What needs to be done: Give only the lines from the one containing "Enumerate this screenshot's" through the end of the material below, exactly as written.

--- BEGIN Data in this exercise ---

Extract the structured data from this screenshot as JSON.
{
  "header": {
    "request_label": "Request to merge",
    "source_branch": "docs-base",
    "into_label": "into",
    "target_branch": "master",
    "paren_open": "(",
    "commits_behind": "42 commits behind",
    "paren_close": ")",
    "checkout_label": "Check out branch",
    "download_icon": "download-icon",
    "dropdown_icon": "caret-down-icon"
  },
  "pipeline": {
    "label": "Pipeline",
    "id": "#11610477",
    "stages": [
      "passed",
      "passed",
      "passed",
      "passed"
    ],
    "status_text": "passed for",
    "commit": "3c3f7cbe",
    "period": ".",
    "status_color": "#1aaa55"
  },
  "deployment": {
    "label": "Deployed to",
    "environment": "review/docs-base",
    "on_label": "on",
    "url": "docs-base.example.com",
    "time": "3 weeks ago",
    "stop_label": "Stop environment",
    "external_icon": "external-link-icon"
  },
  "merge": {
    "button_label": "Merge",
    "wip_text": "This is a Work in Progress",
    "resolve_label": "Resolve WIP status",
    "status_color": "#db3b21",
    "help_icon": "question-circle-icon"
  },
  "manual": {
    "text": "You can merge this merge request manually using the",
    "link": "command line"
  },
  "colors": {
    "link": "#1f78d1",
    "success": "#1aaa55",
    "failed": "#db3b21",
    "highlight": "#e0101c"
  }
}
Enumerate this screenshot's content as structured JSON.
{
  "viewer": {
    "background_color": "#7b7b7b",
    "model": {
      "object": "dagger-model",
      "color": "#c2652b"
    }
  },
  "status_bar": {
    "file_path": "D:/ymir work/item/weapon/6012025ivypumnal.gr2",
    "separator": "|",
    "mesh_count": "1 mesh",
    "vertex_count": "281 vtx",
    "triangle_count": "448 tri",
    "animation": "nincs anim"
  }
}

--- END Data in this exercise ---

Full answer:
Enumerate this screenshot's content as structured JSON.
{
  "viewer": {
    "background_color": "#7b7b7b",
    "model": {
      "object": "dagger-model",
      "color": "#c2652b"
    }
  },
  "status_bar": {
    "file_path": "D:/ymir work/item/weapon/6012025ivypumnal.gr2",
    "separator": "|",
    "mesh_count": "1 mesh",
    "vertex_count": "281 vtx",
    "triangle_count": "448 tri",
    "animation": "nincs anim"
  }
}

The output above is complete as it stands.